Written problem: Copy out each line of the data holding "POSSIBILE".

[START Dataset entries]

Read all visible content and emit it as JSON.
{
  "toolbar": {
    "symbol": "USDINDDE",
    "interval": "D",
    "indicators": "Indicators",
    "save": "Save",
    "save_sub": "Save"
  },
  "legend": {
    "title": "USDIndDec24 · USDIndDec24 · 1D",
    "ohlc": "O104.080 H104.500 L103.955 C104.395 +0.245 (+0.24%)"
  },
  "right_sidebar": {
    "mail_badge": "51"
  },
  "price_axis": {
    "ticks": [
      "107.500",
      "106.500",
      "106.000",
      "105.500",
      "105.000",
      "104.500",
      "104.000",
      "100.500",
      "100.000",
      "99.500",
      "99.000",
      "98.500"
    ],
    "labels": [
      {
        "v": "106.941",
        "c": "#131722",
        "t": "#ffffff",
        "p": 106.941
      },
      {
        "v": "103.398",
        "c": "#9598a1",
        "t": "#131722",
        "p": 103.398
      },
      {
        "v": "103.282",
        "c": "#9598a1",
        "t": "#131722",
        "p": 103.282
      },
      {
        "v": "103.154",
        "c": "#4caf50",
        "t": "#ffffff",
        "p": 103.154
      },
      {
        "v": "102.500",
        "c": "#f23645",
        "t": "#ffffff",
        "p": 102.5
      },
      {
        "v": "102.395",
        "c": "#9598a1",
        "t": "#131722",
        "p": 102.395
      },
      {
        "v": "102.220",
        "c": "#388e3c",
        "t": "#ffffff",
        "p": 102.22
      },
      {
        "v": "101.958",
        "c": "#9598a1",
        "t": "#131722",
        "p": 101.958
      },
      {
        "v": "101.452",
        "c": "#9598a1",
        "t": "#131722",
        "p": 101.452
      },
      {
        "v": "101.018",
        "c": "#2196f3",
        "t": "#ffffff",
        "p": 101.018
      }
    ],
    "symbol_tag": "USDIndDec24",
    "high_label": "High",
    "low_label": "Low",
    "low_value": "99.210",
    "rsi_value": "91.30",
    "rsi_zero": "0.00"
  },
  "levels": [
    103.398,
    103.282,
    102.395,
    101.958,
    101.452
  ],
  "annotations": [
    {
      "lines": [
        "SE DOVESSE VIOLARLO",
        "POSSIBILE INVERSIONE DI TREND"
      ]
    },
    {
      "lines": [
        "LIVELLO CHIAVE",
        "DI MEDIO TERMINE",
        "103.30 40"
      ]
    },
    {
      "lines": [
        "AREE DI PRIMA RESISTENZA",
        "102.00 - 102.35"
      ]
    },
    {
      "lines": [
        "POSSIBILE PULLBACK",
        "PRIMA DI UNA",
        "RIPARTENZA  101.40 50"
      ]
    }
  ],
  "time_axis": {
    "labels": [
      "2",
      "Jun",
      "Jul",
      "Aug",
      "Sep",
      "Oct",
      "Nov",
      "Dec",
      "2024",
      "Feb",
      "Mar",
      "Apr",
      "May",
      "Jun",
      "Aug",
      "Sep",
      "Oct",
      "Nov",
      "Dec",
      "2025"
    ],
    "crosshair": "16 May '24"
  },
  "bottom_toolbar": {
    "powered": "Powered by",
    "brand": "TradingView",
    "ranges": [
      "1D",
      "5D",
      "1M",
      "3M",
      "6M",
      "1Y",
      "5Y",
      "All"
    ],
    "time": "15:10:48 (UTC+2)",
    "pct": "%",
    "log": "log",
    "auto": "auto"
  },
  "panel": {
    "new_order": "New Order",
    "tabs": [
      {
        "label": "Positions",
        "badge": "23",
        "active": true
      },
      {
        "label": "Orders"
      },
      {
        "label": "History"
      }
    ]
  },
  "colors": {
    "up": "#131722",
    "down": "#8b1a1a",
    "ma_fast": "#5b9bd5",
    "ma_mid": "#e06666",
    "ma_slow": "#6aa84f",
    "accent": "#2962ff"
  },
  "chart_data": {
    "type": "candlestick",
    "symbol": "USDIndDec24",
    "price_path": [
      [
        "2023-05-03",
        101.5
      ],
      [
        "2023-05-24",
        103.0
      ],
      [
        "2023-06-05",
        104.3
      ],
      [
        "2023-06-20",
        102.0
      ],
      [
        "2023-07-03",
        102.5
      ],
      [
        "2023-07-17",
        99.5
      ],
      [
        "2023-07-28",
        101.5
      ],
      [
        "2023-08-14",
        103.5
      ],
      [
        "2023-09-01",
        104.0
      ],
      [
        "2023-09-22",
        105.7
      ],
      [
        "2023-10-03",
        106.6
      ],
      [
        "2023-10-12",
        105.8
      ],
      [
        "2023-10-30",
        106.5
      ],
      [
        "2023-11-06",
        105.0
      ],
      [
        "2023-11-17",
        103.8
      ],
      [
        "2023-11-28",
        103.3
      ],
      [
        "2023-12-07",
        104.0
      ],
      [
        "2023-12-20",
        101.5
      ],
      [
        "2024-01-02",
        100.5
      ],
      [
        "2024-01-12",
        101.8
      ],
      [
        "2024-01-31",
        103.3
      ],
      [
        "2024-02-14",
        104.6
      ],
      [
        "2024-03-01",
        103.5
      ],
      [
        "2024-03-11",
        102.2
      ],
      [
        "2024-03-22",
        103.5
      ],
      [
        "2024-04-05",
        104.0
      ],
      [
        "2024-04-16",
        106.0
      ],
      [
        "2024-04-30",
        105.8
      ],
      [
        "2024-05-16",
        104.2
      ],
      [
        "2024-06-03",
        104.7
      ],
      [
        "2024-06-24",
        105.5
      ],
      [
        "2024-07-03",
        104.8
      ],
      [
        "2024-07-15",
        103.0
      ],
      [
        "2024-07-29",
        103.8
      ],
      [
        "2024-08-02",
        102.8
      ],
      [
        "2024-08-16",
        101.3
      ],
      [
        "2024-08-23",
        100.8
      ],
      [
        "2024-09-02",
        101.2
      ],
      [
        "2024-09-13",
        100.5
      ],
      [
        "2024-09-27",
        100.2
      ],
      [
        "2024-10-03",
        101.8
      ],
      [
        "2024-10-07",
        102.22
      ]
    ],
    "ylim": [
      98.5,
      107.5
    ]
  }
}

[END Dataset entries]

The solution:
        "POSSIBILE INVERSIONE DI TREND"
        "POSSIBILE PULLBACK",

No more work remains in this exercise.